[WHAT IS NEEDED]: Drop every picture, then transcribe the remaining data exactly.

[INFORMATION PROVIDED]:
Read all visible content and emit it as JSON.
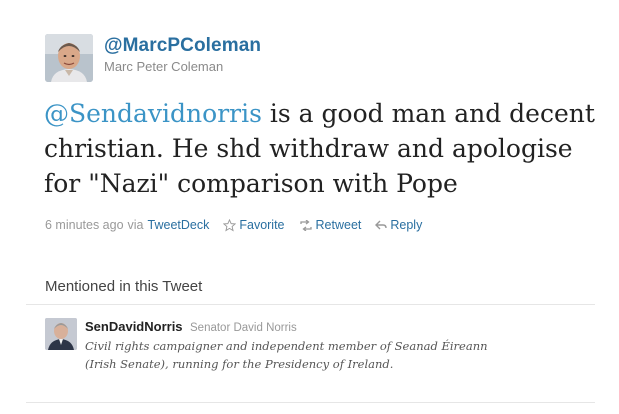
{
  "author": {
    "handle": "@MarcPColeman",
    "name": "Marc Peter Coleman",
    "avatar": "user-photo"
  },
  "tweet": {
    "mention": "@Sendavidnorris",
    "text": " is a good man and decent christian. He shd withdraw and apologise for \"Nazi\" comparison with Pope"
  },
  "meta": {
    "time": "6 minutes ago",
    "via": "via",
    "source": "TweetDeck",
    "actions": {
      "favorite": "Favorite",
      "retweet": "Retweet",
      "reply": "Reply"
    },
    "icons": [
      "star-icon",
      "retweet-icon",
      "reply-icon"
    ]
  },
  "mentioned": {
    "title": "Mentioned in this Tweet",
    "user": {
      "handle": "SenDavidNorris",
      "name": "Senator David Norris",
      "bio": "Civil rights campaigner and independent member of Seanad Éireann (Irish Senate), running for the Presidency of Ireland."
    }
  },
  "colors": {
    "link": "#2a6fa0",
    "mention": "#3b94c6",
    "muted": "#999999"
  }
}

[THE REPLY]:
Read all visible content and emit it as JSON.
{
  "author": {
    "handle": "@MarcPColeman",
    "name": "Marc Peter Coleman",
    "avatar": "user-photo"
  },
  "tweet": {
    "mention": "@Sendavidnorris",
    "text": " is a good man and decent christian. He shd withdraw and apologise for \"Nazi\" comparison with Pope"
  },
  "meta": {
    "time": "6 minutes ago",
    "via": "via",
    "source": "TweetDeck",
    "actions": {
      "favorite": "Favorite",
      "retweet": "Retweet",
      "reply": "Reply"
    },
    "icons": [
      "star-icon",
      "retweet-icon",
      "reply-icon"
    ]
  },
  "mentioned": {
    "title": "Mentioned in this Tweet",
    "user": {
      "handle": "SenDavidNorris",
      "name": "Senator David Norris",
      "bio": "Civil rights campaigner and independent member of Seanad Éireann (Irish Senate), running for the Presidency of Ireland."
    }
  },
  "colors": {
    "link": "#2a6fa0",
    "mention": "#3b94c6",
    "muted": "#999999"
  }
}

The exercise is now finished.